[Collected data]

****************

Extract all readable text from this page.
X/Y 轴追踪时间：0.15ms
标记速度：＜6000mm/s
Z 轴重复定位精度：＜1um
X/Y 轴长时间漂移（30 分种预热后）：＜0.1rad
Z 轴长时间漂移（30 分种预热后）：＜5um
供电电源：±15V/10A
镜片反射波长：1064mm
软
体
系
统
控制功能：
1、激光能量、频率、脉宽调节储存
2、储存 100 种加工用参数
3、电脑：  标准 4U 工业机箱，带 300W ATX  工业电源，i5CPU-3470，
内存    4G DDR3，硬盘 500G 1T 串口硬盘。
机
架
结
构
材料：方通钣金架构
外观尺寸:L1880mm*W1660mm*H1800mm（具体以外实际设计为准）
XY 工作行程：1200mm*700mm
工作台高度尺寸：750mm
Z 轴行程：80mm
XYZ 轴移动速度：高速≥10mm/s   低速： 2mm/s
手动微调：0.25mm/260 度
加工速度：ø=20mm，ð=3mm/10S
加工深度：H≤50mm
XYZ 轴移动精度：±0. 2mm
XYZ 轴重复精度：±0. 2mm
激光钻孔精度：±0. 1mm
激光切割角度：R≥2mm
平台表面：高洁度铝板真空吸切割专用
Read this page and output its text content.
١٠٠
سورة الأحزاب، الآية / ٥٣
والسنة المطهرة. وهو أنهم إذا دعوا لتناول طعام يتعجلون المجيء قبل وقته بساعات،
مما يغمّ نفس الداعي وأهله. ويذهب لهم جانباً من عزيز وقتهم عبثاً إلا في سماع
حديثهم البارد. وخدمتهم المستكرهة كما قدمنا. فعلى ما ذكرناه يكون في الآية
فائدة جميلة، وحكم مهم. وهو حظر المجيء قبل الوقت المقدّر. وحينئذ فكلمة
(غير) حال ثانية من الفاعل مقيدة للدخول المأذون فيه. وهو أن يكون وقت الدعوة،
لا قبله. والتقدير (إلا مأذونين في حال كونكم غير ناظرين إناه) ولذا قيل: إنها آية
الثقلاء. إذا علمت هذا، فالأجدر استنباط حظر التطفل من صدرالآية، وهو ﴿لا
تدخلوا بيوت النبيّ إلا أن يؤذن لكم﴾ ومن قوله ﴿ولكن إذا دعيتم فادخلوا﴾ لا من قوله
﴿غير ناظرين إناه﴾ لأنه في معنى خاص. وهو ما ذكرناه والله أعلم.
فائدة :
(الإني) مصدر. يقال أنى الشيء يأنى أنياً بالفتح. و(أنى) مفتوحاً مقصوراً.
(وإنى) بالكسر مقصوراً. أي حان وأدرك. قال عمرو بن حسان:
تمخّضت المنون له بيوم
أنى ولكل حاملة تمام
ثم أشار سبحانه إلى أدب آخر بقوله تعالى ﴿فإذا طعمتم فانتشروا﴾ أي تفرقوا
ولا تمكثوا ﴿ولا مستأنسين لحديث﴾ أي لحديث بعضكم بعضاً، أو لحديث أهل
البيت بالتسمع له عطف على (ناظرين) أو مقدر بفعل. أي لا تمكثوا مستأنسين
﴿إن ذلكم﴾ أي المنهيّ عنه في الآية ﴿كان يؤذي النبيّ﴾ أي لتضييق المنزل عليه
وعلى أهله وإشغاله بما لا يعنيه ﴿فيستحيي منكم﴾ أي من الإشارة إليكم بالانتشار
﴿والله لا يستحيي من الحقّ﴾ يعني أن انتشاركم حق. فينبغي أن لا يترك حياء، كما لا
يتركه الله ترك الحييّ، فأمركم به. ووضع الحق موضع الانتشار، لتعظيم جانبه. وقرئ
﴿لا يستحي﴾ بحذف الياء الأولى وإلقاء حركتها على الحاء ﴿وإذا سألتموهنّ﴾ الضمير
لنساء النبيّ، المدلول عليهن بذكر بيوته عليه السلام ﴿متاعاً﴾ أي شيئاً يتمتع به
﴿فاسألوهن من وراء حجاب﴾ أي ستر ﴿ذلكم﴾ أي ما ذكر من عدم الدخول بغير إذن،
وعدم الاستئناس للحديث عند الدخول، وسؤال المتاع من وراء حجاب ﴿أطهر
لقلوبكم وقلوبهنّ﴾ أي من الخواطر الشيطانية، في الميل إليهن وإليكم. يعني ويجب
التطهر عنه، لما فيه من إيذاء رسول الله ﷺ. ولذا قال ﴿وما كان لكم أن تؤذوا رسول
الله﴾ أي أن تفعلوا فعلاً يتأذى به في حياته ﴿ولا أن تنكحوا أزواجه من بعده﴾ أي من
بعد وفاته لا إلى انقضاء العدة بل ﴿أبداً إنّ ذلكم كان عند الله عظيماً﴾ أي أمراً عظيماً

****************

Take the entries above and transcribe them exactly.

Extract all readable text from this page.
X/Y 轴追踪时间：0.15ms
标记速度：＜6000mm/s
Z 轴重复定位精度：＜1um
X/Y 轴长时间漂移（30 分种预热后）：＜0.1rad
Z 轴长时间漂移（30 分种预热后）：＜5um
供电电源：±15V/10A
镜片反射波长：1064mm
软
体
系
统
控制功能：
1、激光能量、频率、脉宽调节储存
2、储存 100 种加工用参数
3、电脑：  标准 4U 工业机箱，带 300W ATX  工业电源，i5CPU-3470，
内存    4G DDR3，硬盘 500G 1T 串口硬盘。
机
架
结
构
材料：方通钣金架构
外观尺寸:L1880mm*W1660mm*H1800mm（具体以外实际设计为准）
XY 工作行程：1200mm*700mm
工作台高度尺寸：750mm
Z 轴行程：80mm
XYZ 轴移动速度：高速≥10mm/s   低速： 2mm/s
手动微调：0.25mm/260 度
加工速度：ø=20mm，ð=3mm/10S
加工深度：H≤50mm
XYZ 轴移动精度：±0. 2mm
XYZ 轴重复精度：±0. 2mm
激光钻孔精度：±0. 1mm
激光切割角度：R≥2mm
平台表面：高洁度铝板真空吸切割专用
Read this page and output its text content.
١٠٠
سورة الأحزاب، الآية / ٥٣
والسنة المطهرة. وهو أنهم إذا دعوا لتناول طعام يتعجلون المجيء قبل وقته بساعات،
مما يغمّ نفس الداعي وأهله. ويذهب لهم جانباً من عزيز وقتهم عبثاً إلا في سماع
حديثهم البارد. وخدمتهم المستكرهة كما قدمنا. فعلى ما ذكرناه يكون في الآية
فائدة جميلة، وحكم مهم. وهو حظر المجيء قبل الوقت المقدّر. وحينئذ فكلمة
(غير) حال ثانية من الفاعل مقيدة للدخول المأذون فيه. وهو أن يكون وقت الدعوة،
لا قبله. والتقدير (إلا مأذونين في حال كونكم غير ناظرين إناه) ولذا قيل: إنها آية
الثقلاء. إذا علمت هذا، فالأجدر استنباط حظر التطفل من صدرالآية، وهو ﴿لا
تدخلوا بيوت النبيّ إلا أن يؤذن لكم﴾ ومن قوله ﴿ولكن إذا دعيتم فادخلوا﴾ لا من قوله
﴿غير ناظرين إناه﴾ لأنه في معنى خاص. وهو ما ذكرناه والله أعلم.
فائدة :
(الإني) مصدر. يقال أنى الشيء يأنى أنياً بالفتح. و(أنى) مفتوحاً مقصوراً.
(وإنى) بالكسر مقصوراً. أي حان وأدرك. قال عمرو بن حسان:
تمخّضت المنون له بيوم
أنى ولكل حاملة تمام
ثم أشار سبحانه إلى أدب آخر بقوله تعالى ﴿فإذا طعمتم فانتشروا﴾ أي تفرقوا
ولا تمكثوا ﴿ولا مستأنسين لحديث﴾ أي لحديث بعضكم بعضاً، أو لحديث أهل
البيت بالتسمع له عطف على (ناظرين) أو مقدر بفعل. أي لا تمكثوا مستأنسين
﴿إن ذلكم﴾ أي المنهيّ عنه في الآية ﴿كان يؤذي النبيّ﴾ أي لتضييق المنزل عليه
وعلى أهله وإشغاله بما لا يعنيه ﴿فيستحيي منكم﴾ أي من الإشارة إليكم بالانتشار
﴿والله لا يستحيي من الحقّ﴾ يعني أن انتشاركم حق. فينبغي أن لا يترك حياء، كما لا
يتركه الله ترك الحييّ، فأمركم به. ووضع الحق موضع الانتشار، لتعظيم جانبه. وقرئ
﴿لا يستحي﴾ بحذف الياء الأولى وإلقاء حركتها على الحاء ﴿وإذا سألتموهنّ﴾ الضمير
لنساء النبيّ، المدلول عليهن بذكر بيوته عليه السلام ﴿متاعاً﴾ أي شيئاً يتمتع به
﴿فاسألوهن من وراء حجاب﴾ أي ستر ﴿ذلكم﴾ أي ما ذكر من عدم الدخول بغير إذن،
وعدم الاستئناس للحديث عند الدخول، وسؤال المتاع من وراء حجاب ﴿أطهر
لقلوبكم وقلوبهنّ﴾ أي من الخواطر الشيطانية، في الميل إليهن وإليكم. يعني ويجب
التطهر عنه، لما فيه من إيذاء رسول الله ﷺ. ولذا قال ﴿وما كان لكم أن تؤذوا رسول
الله﴾ أي أن تفعلوا فعلاً يتأذى به في حياته ﴿ولا أن تنكحوا أزواجه من بعده﴾ أي من
بعد وفاته لا إلى انقضاء العدة بل ﴿أبداً إنّ ذلكم كان عند الله عظيماً﴾ أي أمراً عظيماً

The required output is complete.